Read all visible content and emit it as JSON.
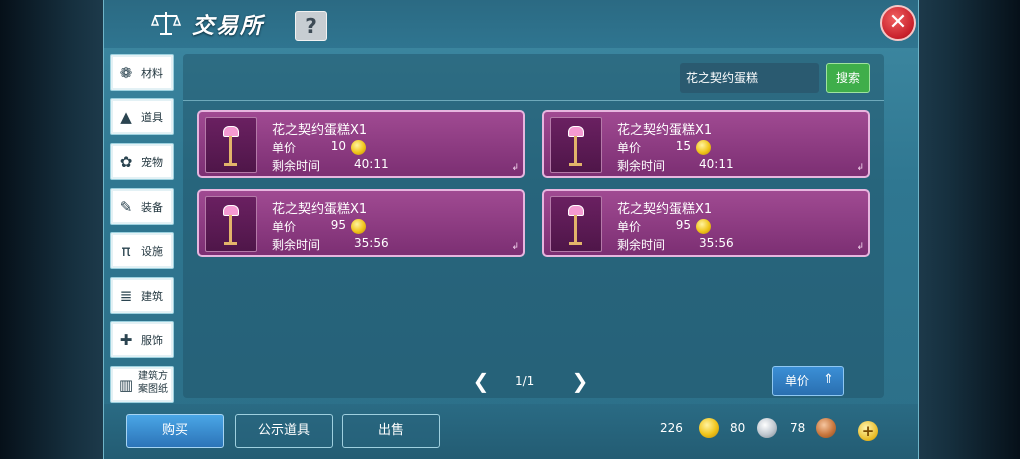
{
  "header": {
    "title": "交易所",
    "help_icon_label": "?",
    "close_icon_label": "✕"
  },
  "categories": [
    {
      "label": "材料",
      "icon": "materials-icon",
      "glyph": "❁"
    },
    {
      "label": "道具",
      "icon": "item-icon",
      "glyph": "▲"
    },
    {
      "label": "宠物",
      "icon": "pet-paw-icon",
      "glyph": "✿"
    },
    {
      "label": "装备",
      "icon": "equipment-icon",
      "glyph": "✎"
    },
    {
      "label": "设施",
      "icon": "facility-icon",
      "glyph": "π"
    },
    {
      "label": "建筑",
      "icon": "building-icon",
      "glyph": "≣"
    },
    {
      "label": "服饰",
      "icon": "clothing-icon",
      "glyph": "✚"
    },
    {
      "label": "建筑方案图纸",
      "icon": "blueprint-icon",
      "glyph": "▥"
    }
  ],
  "search": {
    "value": "花之契约蛋糕",
    "button_label": "搜索"
  },
  "listings": [
    {
      "name": "花之契约蛋糕X1",
      "price_label": "单价",
      "price": "10",
      "time_label": "剩余时间",
      "time": "40:11"
    },
    {
      "name": "花之契约蛋糕X1",
      "price_label": "单价",
      "price": "15",
      "time_label": "剩余时间",
      "time": "40:11"
    },
    {
      "name": "花之契约蛋糕X1",
      "price_label": "单价",
      "price": "95",
      "time_label": "剩余时间",
      "time": "35:56"
    },
    {
      "name": "花之契约蛋糕X1",
      "price_label": "单价",
      "price": "95",
      "time_label": "剩余时间",
      "time": "35:56"
    }
  ],
  "pagination": {
    "text": "1/1",
    "prev": "❮",
    "next": "❯"
  },
  "sort": {
    "label": "单价",
    "arrow": "⇑"
  },
  "bottom_tabs": {
    "buy": "购买",
    "public": "公示道具",
    "sell": "出售"
  },
  "currency": {
    "gold": "226",
    "silver": "80",
    "bronze": "78",
    "add": "+"
  },
  "colors": {
    "card_bg": "#8a3880",
    "search_button": "#3fae4a",
    "buy_button": "#2c74b8",
    "close_button": "#c81f2a"
  }
}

◇ ◇ ◇

▸ Request: All the records need to be repeated exactly, with the images dropped.

▸ The result:
Read all visible content and emit it as JSON.
{
  "header": {
    "title": "交易所",
    "help_icon_label": "?",
    "close_icon_label": "✕"
  },
  "categories": [
    {
      "label": "材料",
      "icon": "materials-icon",
      "glyph": "❁"
    },
    {
      "label": "道具",
      "icon": "item-icon",
      "glyph": "▲"
    },
    {
      "label": "宠物",
      "icon": "pet-paw-icon",
      "glyph": "✿"
    },
    {
      "label": "装备",
      "icon": "equipment-icon",
      "glyph": "✎"
    },
    {
      "label": "设施",
      "icon": "facility-icon",
      "glyph": "π"
    },
    {
      "label": "建筑",
      "icon": "building-icon",
      "glyph": "≣"
    },
    {
      "label": "服饰",
      "icon": "clothing-icon",
      "glyph": "✚"
    },
    {
      "label": "建筑方案图纸",
      "icon": "blueprint-icon",
      "glyph": "▥"
    }
  ],
  "search": {
    "value": "花之契约蛋糕",
    "button_label": "搜索"
  },
  "listings": [
    {
      "name": "花之契约蛋糕X1",
      "price_label": "单价",
      "price": "10",
      "time_label": "剩余时间",
      "time": "40:11"
    },
    {
      "name": "花之契约蛋糕X1",
      "price_label": "单价",
      "price": "15",
      "time_label": "剩余时间",
      "time": "40:11"
    },
    {
      "name": "花之契约蛋糕X1",
      "price_label": "单价",
      "price": "95",
      "time_label": "剩余时间",
      "time": "35:56"
    },
    {
      "name": "花之契约蛋糕X1",
      "price_label": "单价",
      "price": "95",
      "time_label": "剩余时间",
      "time": "35:56"
    }
  ],
  "pagination": {
    "text": "1/1",
    "prev": "❮",
    "next": "❯"
  },
  "sort": {
    "label": "单价",
    "arrow": "⇑"
  },
  "bottom_tabs": {
    "buy": "购买",
    "public": "公示道具",
    "sell": "出售"
  },
  "currency": {
    "gold": "226",
    "silver": "80",
    "bronze": "78",
    "add": "+"
  },
  "colors": {
    "card_bg": "#8a3880",
    "search_button": "#3fae4a",
    "buy_button": "#2c74b8",
    "close_button": "#c81f2a"
  }
}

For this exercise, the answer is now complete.